* [Job] Pull each line containing "export" out of the data and copy it.

* [Items]
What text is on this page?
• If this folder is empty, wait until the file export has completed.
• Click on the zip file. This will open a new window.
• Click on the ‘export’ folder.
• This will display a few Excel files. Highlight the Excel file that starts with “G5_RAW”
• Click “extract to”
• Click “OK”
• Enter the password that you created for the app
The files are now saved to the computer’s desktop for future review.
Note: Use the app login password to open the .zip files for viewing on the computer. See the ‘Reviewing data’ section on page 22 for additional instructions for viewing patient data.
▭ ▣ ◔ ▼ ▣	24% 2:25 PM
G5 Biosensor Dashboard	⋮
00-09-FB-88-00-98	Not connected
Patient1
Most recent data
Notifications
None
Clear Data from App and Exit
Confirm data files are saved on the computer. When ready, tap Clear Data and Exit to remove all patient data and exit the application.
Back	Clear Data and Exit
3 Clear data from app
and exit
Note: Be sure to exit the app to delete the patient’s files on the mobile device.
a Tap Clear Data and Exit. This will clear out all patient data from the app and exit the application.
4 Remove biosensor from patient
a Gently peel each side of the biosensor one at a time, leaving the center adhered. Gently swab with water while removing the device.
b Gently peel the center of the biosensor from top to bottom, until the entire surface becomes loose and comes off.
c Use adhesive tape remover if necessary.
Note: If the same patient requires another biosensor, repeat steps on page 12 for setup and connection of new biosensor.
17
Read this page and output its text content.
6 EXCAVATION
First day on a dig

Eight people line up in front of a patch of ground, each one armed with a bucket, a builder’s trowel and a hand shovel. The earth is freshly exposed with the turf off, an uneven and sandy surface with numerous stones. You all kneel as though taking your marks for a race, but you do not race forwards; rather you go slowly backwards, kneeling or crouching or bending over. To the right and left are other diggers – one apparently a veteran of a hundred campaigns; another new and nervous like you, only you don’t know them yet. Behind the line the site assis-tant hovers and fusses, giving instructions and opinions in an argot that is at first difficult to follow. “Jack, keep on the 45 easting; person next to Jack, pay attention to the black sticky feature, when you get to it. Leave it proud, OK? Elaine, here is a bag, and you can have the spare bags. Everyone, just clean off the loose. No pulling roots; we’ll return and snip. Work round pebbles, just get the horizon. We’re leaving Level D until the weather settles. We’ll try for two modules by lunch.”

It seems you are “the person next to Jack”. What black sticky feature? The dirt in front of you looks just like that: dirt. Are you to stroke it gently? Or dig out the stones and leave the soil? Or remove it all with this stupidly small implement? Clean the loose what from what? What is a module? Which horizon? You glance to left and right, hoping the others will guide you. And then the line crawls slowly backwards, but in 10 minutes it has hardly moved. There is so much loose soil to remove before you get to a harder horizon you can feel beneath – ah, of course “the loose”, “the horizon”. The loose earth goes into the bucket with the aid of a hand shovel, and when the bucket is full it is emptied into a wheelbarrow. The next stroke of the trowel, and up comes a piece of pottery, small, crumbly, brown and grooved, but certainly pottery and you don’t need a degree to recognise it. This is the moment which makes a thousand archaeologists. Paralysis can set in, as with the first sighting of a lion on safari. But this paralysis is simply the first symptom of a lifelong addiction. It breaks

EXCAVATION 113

* [Written solution]
• If this folder is empty, wait until the file export has completed.
• Click on the ‘export’ folder.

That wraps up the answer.